── Material shown
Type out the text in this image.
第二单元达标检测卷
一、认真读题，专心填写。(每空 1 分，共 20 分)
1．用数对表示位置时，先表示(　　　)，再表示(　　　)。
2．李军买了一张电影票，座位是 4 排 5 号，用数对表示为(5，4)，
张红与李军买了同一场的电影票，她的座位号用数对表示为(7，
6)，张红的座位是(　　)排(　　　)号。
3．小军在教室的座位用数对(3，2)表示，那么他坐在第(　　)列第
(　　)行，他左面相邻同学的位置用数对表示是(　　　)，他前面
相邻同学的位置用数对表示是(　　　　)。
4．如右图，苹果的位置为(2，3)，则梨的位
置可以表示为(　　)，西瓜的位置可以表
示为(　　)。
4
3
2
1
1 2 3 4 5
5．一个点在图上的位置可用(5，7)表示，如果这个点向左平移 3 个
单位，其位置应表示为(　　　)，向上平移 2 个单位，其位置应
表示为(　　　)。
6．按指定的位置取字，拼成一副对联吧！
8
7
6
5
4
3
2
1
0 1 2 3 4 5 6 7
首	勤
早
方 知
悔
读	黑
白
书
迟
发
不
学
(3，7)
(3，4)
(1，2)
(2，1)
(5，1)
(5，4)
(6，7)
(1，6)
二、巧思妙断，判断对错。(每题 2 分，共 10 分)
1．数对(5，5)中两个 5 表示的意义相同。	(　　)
────
*Brief*
The lines above should be duplicated exactly.

*Exercise output*
Type out the text in this image.
第二单元达标检测卷
一、认真读题，专心填写。(每空 1 分，共 20 分)
1．用数对表示位置时，先表示(　　　)，再表示(　　　)。
2．李军买了一张电影票，座位是 4 排 5 号，用数对表示为(5，4)，
张红与李军买了同一场的电影票，她的座位号用数对表示为(7，
6)，张红的座位是(　　)排(　　　)号。
3．小军在教室的座位用数对(3，2)表示，那么他坐在第(　　)列第
(　　)行，他左面相邻同学的位置用数对表示是(　　　)，他前面
相邻同学的位置用数对表示是(　　　　)。
4．如右图，苹果的位置为(2，3)，则梨的位
置可以表示为(　　)，西瓜的位置可以表
示为(　　)。
4
3
2
1
1 2 3 4 5
5．一个点在图上的位置可用(5，7)表示，如果这个点向左平移 3 个
单位，其位置应表示为(　　　)，向上平移 2 个单位，其位置应
表示为(　　　)。
6．按指定的位置取字，拼成一副对联吧！
8
7
6
5
4
3
2
1
0 1 2 3 4 5 6 7
首	勤
早
方 知
悔
读	黑
白
书
迟
发
不
学
(3，7)
(3，4)
(1，2)
(2，1)
(5，1)
(5，4)
(6，7)
(1，6)
二、巧思妙断，判断对错。(每题 2 分，共 10 分)
1．数对(5，5)中两个 5 表示的意义相同。	(　　)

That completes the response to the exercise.